Given problem ▸ Copy the listing below in full and skip every picture.

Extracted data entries
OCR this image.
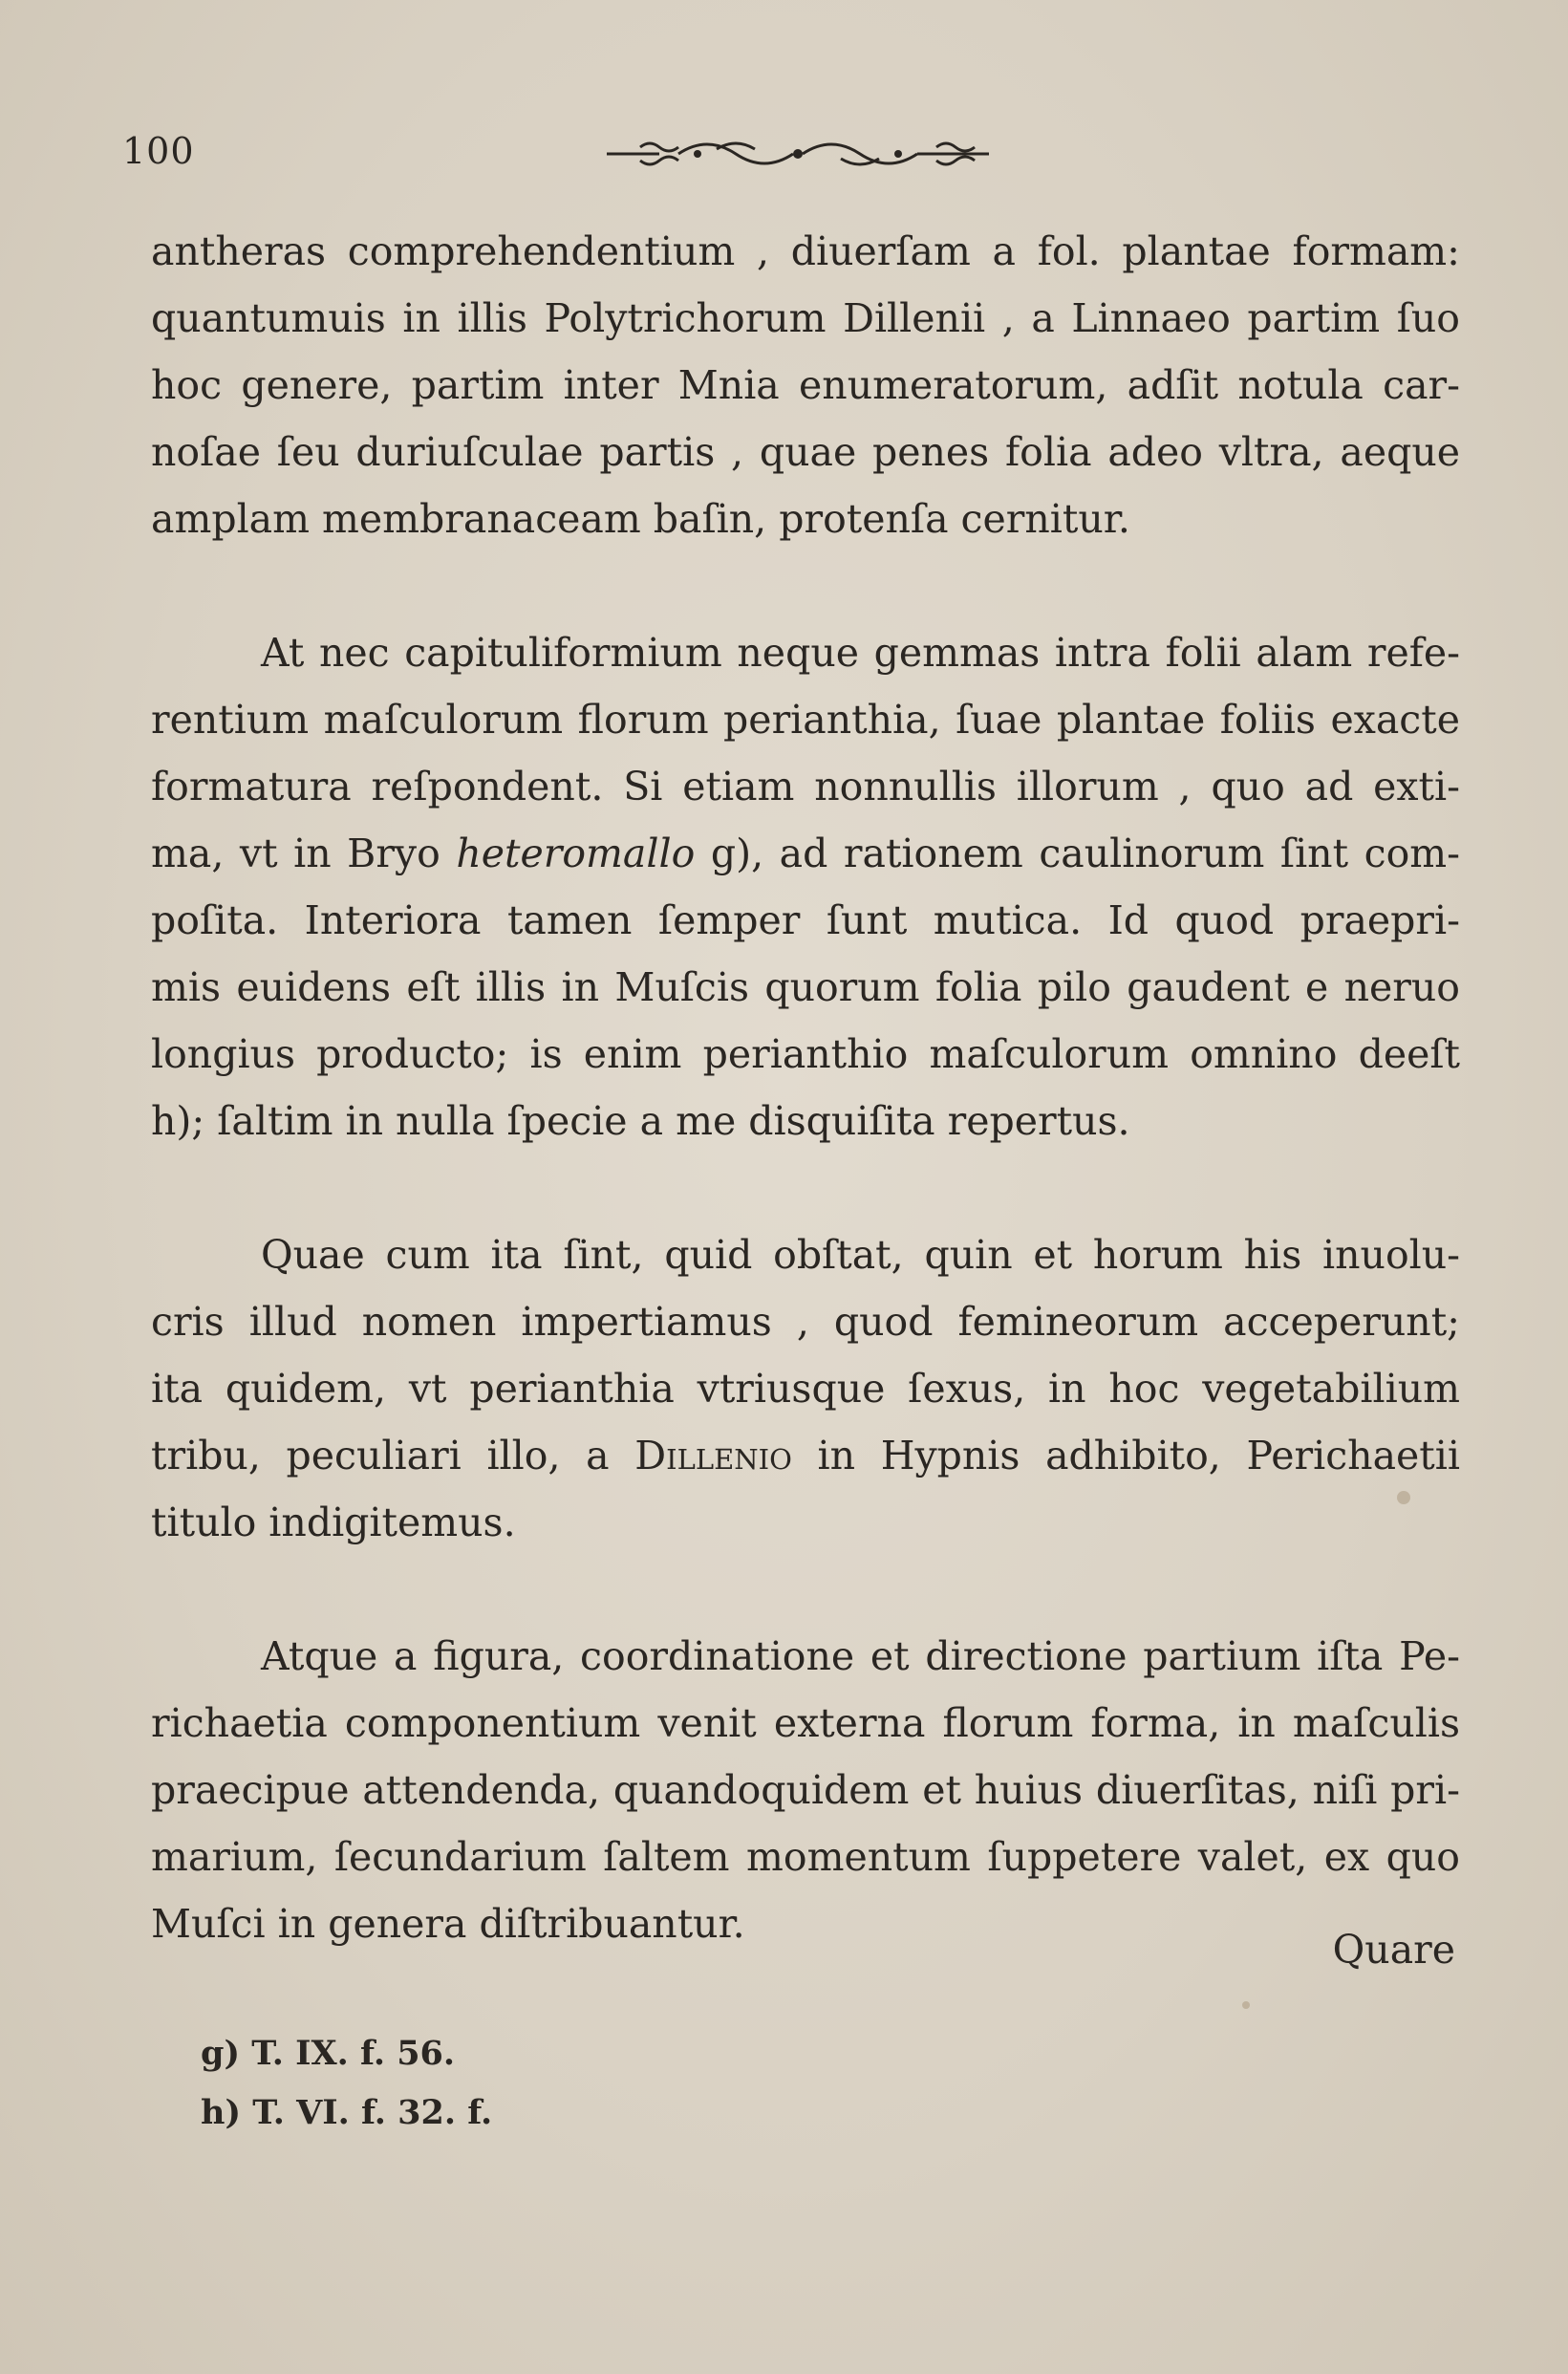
100
antheras comprehendentium , diuerſam a fol. plantae formam:
quantumuis in illis Polytrichorum Dillenii , a Linnaeo partim ſuo
hoc genere, partim inter Mnia enumeratorum, adſit notula car-
noſae ſeu duriuſculae partis , quae penes folia adeo vltra, aeque
amplam membranaceam baſin, protenſa cernitur.
At nec capituliformium neque gemmas intra folii alam refe-
rentium maſculorum florum perianthia, ſuae plantae foliis exacte
formatura reſpondent. Si etiam nonnullis illorum , quo ad exti-
ma, vt in Bryo heteromallo g), ad rationem caulinorum ſint com-
poſita. Interiora tamen ſemper ſunt mutica. Id quod praepri-
mis euidens eſt illis in Muſcis quorum folia pilo gaudent e neruo
longius producto; is enim perianthio maſculorum omnino deeſt
h); ſaltim in nulla ſpecie a me disquiſita repertus.
Quae cum ita ſint, quid obſtat, quin et horum his inuolu-
cris illud nomen impertiamus , quod femineorum acceperunt;
ita quidem, vt perianthia vtriusque ſexus, in hoc vegetabilium
tribu, peculiari illo, a Dillenio in Hypnis adhibito, Perichaetii
titulo indigitemus.
Atque a figura, coordinatione et directione partium iſta Pe-
richaetia componentium venit externa florum forma, in maſculis
praecipue attendenda, quandoquidem et huius diuerſitas, niſi pri-
marium, ſecundarium ſaltem momentum ſuppetere valet, ex quo
Muſci in genera diſtribuantur.
Quare
g) T. IX. f. 56.
h) T. VI. f. 32. f.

Task output ▸
OCR this image.
100
antheras comprehendentium , diuerſam a fol. plantae formam:
quantumuis in illis Polytrichorum Dillenii , a Linnaeo partim ſuo
hoc genere, partim inter Mnia enumeratorum, adſit notula car-
noſae ſeu duriuſculae partis , quae penes folia adeo vltra, aeque
amplam membranaceam baſin, protenſa cernitur.
At nec capituliformium neque gemmas intra folii alam refe-
rentium maſculorum florum perianthia, ſuae plantae foliis exacte
formatura reſpondent. Si etiam nonnullis illorum , quo ad exti-
ma, vt in Bryo heteromallo g), ad rationem caulinorum ſint com-
poſita. Interiora tamen ſemper ſunt mutica. Id quod praepri-
mis euidens eſt illis in Muſcis quorum folia pilo gaudent e neruo
longius producto; is enim perianthio maſculorum omnino deeſt
h); ſaltim in nulla ſpecie a me disquiſita repertus.
Quae cum ita ſint, quid obſtat, quin et horum his inuolu-
cris illud nomen impertiamus , quod femineorum acceperunt;
ita quidem, vt perianthia vtriusque ſexus, in hoc vegetabilium
tribu, peculiari illo, a Dillenio in Hypnis adhibito, Perichaetii
titulo indigitemus.
Atque a figura, coordinatione et directione partium iſta Pe-
richaetia componentium venit externa florum forma, in maſculis
praecipue attendenda, quandoquidem et huius diuerſitas, niſi pri-
marium, ſecundarium ſaltem momentum ſuppetere valet, ex quo
Muſci in genera diſtribuantur.
Quare
g) T. IX. f. 56.
h) T. VI. f. 32. f.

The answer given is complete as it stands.